Description of the task: The entries that follow should be written out exactly.

Figure dataset records:

☆ ☆ ☆

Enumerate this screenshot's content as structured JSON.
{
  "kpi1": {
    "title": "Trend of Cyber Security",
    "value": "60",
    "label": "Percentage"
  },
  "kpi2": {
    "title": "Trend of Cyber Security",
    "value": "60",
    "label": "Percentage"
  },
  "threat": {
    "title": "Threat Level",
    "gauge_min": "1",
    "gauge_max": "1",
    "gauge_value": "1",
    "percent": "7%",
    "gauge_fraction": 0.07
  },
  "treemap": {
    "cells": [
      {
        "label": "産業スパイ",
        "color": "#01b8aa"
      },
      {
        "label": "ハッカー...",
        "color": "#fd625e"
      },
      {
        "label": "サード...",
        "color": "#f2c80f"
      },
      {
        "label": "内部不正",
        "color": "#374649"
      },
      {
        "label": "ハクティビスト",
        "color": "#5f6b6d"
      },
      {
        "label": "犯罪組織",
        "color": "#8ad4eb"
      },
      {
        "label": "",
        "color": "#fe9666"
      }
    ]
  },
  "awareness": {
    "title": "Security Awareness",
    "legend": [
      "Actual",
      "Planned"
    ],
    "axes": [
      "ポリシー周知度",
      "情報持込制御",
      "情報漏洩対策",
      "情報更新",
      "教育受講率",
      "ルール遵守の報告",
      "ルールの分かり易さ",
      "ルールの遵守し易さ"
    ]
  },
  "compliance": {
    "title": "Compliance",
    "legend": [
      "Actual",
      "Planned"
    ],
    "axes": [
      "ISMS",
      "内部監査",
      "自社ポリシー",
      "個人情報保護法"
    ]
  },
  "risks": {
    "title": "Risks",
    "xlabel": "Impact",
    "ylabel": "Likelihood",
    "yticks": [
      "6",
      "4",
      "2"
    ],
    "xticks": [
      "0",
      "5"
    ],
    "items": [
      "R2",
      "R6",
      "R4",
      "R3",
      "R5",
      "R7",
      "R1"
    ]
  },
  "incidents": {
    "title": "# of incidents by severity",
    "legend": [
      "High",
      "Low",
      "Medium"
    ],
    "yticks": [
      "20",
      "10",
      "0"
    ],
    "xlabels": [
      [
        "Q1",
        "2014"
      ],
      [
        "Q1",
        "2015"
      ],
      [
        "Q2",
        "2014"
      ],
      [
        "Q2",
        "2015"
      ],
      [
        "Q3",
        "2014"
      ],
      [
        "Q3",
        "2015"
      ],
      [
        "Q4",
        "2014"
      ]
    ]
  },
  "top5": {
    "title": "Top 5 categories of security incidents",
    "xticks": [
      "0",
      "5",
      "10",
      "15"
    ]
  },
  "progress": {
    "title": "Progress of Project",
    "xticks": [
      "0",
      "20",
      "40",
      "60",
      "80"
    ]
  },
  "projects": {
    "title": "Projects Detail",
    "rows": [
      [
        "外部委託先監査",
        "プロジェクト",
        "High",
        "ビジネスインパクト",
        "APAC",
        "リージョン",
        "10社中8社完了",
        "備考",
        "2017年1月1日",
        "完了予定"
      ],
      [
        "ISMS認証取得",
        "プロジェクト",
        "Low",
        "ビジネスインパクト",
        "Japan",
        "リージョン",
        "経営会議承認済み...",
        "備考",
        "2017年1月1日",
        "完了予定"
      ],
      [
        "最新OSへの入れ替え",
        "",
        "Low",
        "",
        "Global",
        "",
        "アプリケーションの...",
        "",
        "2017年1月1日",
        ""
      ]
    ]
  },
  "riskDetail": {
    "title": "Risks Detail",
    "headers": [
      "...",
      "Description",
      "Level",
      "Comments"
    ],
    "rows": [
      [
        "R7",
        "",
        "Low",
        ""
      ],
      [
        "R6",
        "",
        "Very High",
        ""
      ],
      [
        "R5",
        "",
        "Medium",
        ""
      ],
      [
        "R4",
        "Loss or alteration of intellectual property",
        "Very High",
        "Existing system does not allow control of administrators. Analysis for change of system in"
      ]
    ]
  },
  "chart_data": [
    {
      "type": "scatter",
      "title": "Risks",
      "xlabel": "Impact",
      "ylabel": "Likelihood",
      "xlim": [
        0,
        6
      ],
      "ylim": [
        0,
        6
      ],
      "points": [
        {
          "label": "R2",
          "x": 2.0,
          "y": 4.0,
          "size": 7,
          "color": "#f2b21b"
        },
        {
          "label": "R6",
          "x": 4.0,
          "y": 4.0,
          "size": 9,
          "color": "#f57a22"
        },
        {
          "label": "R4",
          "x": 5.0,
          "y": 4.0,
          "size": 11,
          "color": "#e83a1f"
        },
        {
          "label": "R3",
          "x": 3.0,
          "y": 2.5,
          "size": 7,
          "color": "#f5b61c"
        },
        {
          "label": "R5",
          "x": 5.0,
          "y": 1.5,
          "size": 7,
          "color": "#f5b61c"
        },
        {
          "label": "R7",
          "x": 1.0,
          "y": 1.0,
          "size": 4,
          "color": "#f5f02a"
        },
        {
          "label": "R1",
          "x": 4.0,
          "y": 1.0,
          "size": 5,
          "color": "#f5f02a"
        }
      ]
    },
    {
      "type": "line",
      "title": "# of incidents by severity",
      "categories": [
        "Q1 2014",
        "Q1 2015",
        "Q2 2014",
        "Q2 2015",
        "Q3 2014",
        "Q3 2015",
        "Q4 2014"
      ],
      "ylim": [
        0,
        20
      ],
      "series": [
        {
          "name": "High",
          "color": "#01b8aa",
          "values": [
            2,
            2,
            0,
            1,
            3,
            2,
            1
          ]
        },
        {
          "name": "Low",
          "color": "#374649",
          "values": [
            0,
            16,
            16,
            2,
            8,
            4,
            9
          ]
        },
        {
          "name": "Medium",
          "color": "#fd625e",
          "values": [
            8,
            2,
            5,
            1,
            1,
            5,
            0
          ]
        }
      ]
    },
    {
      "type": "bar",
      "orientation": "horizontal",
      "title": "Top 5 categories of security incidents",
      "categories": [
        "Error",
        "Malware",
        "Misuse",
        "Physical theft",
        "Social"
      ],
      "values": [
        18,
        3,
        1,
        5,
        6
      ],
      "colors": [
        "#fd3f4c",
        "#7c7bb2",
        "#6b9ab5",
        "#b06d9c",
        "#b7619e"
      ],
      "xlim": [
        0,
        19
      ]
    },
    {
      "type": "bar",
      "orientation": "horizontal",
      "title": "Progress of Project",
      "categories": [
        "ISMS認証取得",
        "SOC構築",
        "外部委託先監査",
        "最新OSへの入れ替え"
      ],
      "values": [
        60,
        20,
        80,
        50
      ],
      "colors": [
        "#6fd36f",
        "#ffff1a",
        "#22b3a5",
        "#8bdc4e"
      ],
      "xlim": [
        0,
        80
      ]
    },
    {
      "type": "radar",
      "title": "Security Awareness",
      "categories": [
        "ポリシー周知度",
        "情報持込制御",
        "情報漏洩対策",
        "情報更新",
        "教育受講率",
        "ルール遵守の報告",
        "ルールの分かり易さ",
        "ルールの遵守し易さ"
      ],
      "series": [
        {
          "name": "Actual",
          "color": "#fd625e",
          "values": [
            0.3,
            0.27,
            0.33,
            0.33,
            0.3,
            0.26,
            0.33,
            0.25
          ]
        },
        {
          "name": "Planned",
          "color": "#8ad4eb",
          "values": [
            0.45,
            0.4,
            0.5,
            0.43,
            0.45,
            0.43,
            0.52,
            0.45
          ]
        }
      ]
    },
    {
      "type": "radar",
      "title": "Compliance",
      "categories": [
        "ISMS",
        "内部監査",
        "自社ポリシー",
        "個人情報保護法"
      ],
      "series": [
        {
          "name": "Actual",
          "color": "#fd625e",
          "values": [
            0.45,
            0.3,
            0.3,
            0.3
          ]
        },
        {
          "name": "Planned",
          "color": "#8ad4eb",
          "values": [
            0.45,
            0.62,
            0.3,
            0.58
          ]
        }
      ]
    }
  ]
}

☆ ☆ ☆

Output for this task:
Enumerate this screenshot's content as structured JSON.
{
  "kpi1": {
    "title": "Trend of Cyber Security",
    "value": "60",
    "label": "Percentage"
  },
  "kpi2": {
    "title": "Trend of Cyber Security",
    "value": "60",
    "label": "Percentage"
  },
  "threat": {
    "title": "Threat Level",
    "gauge_min": "1",
    "gauge_max": "1",
    "gauge_value": "1",
    "percent": "7%",
    "gauge_fraction": 0.07
  },
  "treemap": {
    "cells": [
      {
        "label": "産業スパイ",
        "color": "#01b8aa"
      },
      {
        "label": "ハッカー...",
        "color": "#fd625e"
      },
      {
        "label": "サード...",
        "color": "#f2c80f"
      },
      {
        "label": "内部不正",
        "color": "#374649"
      },
      {
        "label": "ハクティビスト",
        "color": "#5f6b6d"
      },
      {
        "label": "犯罪組織",
        "color": "#8ad4eb"
      },
      {
        "label": "",
        "color": "#fe9666"
      }
    ]
  },
  "awareness": {
    "title": "Security Awareness",
    "legend": [
      "Actual",
      "Planned"
    ],
    "axes": [
      "ポリシー周知度",
      "情報持込制御",
      "情報漏洩対策",
      "情報更新",
      "教育受講率",
      "ルール遵守の報告",
      "ルールの分かり易さ",
      "ルールの遵守し易さ"
    ]
  },
  "compliance": {
    "title": "Compliance",
    "legend": [
      "Actual",
      "Planned"
    ],
    "axes": [
      "ISMS",
      "内部監査",
      "自社ポリシー",
      "個人情報保護法"
    ]
  },
  "risks": {
    "title": "Risks",
    "xlabel": "Impact",
    "ylabel": "Likelihood",
    "yticks": [
      "6",
      "4",
      "2"
    ],
    "xticks": [
      "0",
      "5"
    ],
    "items": [
      "R2",
      "R6",
      "R4",
      "R3",
      "R5",
      "R7",
      "R1"
    ]
  },
  "incidents": {
    "title": "# of incidents by severity",
    "legend": [
      "High",
      "Low",
      "Medium"
    ],
    "yticks": [
      "20",
      "10",
      "0"
    ],
    "xlabels": [
      [
        "Q1",
        "2014"
      ],
      [
        "Q1",
        "2015"
      ],
      [
        "Q2",
        "2014"
      ],
      [
        "Q2",
        "2015"
      ],
      [
        "Q3",
        "2014"
      ],
      [
        "Q3",
        "2015"
      ],
      [
        "Q4",
        "2014"
      ]
    ]
  },
  "top5": {
    "title": "Top 5 categories of security incidents",
    "xticks": [
      "0",
      "5",
      "10",
      "15"
    ]
  },
  "progress": {
    "title": "Progress of Project",
    "xticks": [
      "0",
      "20",
      "40",
      "60",
      "80"
    ]
  },
  "projects": {
    "title": "Projects Detail",
    "rows": [
      [
        "外部委託先監査",
        "プロジェクト",
        "High",
        "ビジネスインパクト",
        "APAC",
        "リージョン",
        "10社中8社完了",
        "備考",
        "2017年1月1日",
        "完了予定"
      ],
      [
        "ISMS認証取得",
        "プロジェクト",
        "Low",
        "ビジネスインパクト",
        "Japan",
        "リージョン",
        "経営会議承認済み...",
        "備考",
        "2017年1月1日",
        "完了予定"
      ],
      [
        "最新OSへの入れ替え",
        "",
        "Low",
        "",
        "Global",
        "",
        "アプリケーションの...",
        "",
        "2017年1月1日",
        ""
      ]
    ]
  },
  "riskDetail": {
    "title": "Risks Detail",
    "headers": [
      "...",
      "Description",
      "Level",
      "Comments"
    ],
    "rows": [
      [
        "R7",
        "",
        "Low",
        ""
      ],
      [
        "R6",
        "",
        "Very High",
        ""
      ],
      [
        "R5",
        "",
        "Medium",
        ""
      ],
      [
        "R4",
        "Loss or alteration of intellectual property",
        "Very High",
        "Existing system does not allow control of administrators. Analysis for change of system in"
      ]
    ]
  },
  "chart_data": [
    {
      "type": "scatter",
      "title": "Risks",
      "xlabel": "Impact",
      "ylabel": "Likelihood",
      "xlim": [
        0,
        6
      ],
      "ylim": [
        0,
        6
      ],
      "points": [
        {
          "label": "R2",
          "x": 2.0,
          "y": 4.0,
          "size": 7,
          "color": "#f2b21b"
        },
        {
          "label": "R6",
          "x": 4.0,
          "y": 4.0,
          "size": 9,
          "color": "#f57a22"
        },
        {
          "label": "R4",
          "x": 5.0,
          "y": 4.0,
          "size": 11,
          "color": "#e83a1f"
        },
        {
          "label": "R3",
          "x": 3.0,
          "y": 2.5,
          "size": 7,
          "color": "#f5b61c"
        },
        {
          "label": "R5",
          "x": 5.0,
          "y": 1.5,
          "size": 7,
          "color": "#f5b61c"
        },
        {
          "label": "R7",
          "x": 1.0,
          "y": 1.0,
          "size": 4,
          "color": "#f5f02a"
        },
        {
          "label": "R1",
          "x": 4.0,
          "y": 1.0,
          "size": 5,
          "color": "#f5f02a"
        }
      ]
    },
    {
      "type": "line",
      "title": "# of incidents by severity",
      "categories": [
        "Q1 2014",
        "Q1 2015",
        "Q2 2014",
        "Q2 2015",
        "Q3 2014",
        "Q3 2015",
        "Q4 2014"
      ],
      "ylim": [
        0,
        20
      ],
      "series": [
        {
          "name": "High",
          "color": "#01b8aa",
          "values": [
            2,
            2,
            0,
            1,
            3,
            2,
            1
          ]
        },
        {
          "name": "Low",
          "color": "#374649",
          "values": [
            0,
            16,
            16,
            2,
            8,
            4,
            9
          ]
        },
        {
          "name": "Medium",
          "color": "#fd625e",
          "values": [
            8,
            2,
            5,
            1,
            1,
            5,
            0
          ]
        }
      ]
    },
    {
      "type": "bar",
      "orientation": "horizontal",
      "title": "Top 5 categories of security incidents",
      "categories": [
        "Error",
        "Malware",
        "Misuse",
        "Physical theft",
        "Social"
      ],
      "values": [
        18,
        3,
        1,
        5,
        6
      ],
      "colors": [
        "#fd3f4c",
        "#7c7bb2",
        "#6b9ab5",
        "#b06d9c",
        "#b7619e"
      ],
      "xlim": [
        0,
        19
      ]
    },
    {
      "type": "bar",
      "orientation": "horizontal",
      "title": "Progress of Project",
      "categories": [
        "ISMS認証取得",
        "SOC構築",
        "外部委託先監査",
        "最新OSへの入れ替え"
      ],
      "values": [
        60,
        20,
        80,
        50
      ],
      "colors": [
        "#6fd36f",
        "#ffff1a",
        "#22b3a5",
        "#8bdc4e"
      ],
      "xlim": [
        0,
        80
      ]
    },
    {
      "type": "radar",
      "title": "Security Awareness",
      "categories": [
        "ポリシー周知度",
        "情報持込制御",
        "情報漏洩対策",
        "情報更新",
        "教育受講率",
        "ルール遵守の報告",
        "ルールの分かり易さ",
        "ルールの遵守し易さ"
      ],
      "series": [
        {
          "name": "Actual",
          "color": "#fd625e",
          "values": [
            0.3,
            0.27,
            0.33,
            0.33,
            0.3,
            0.26,
            0.33,
            0.25
          ]
        },
        {
          "name": "Planned",
          "color": "#8ad4eb",
          "values": [
            0.45,
            0.4,
            0.5,
            0.43,
            0.45,
            0.43,
            0.52,
            0.45
          ]
        }
      ]
    },
    {
      "type": "radar",
      "title": "Compliance",
      "categories": [
        "ISMS",
        "内部監査",
        "自社ポリシー",
        "個人情報保護法"
      ],
      "series": [
        {
          "name": "Actual",
          "color": "#fd625e",
          "values": [
            0.45,
            0.3,
            0.3,
            0.3
          ]
        },
        {
          "name": "Planned",
          "color": "#8ad4eb",
          "values": [
            0.45,
            0.62,
            0.3,
            0.58
          ]
        }
      ]
    }
  ]
}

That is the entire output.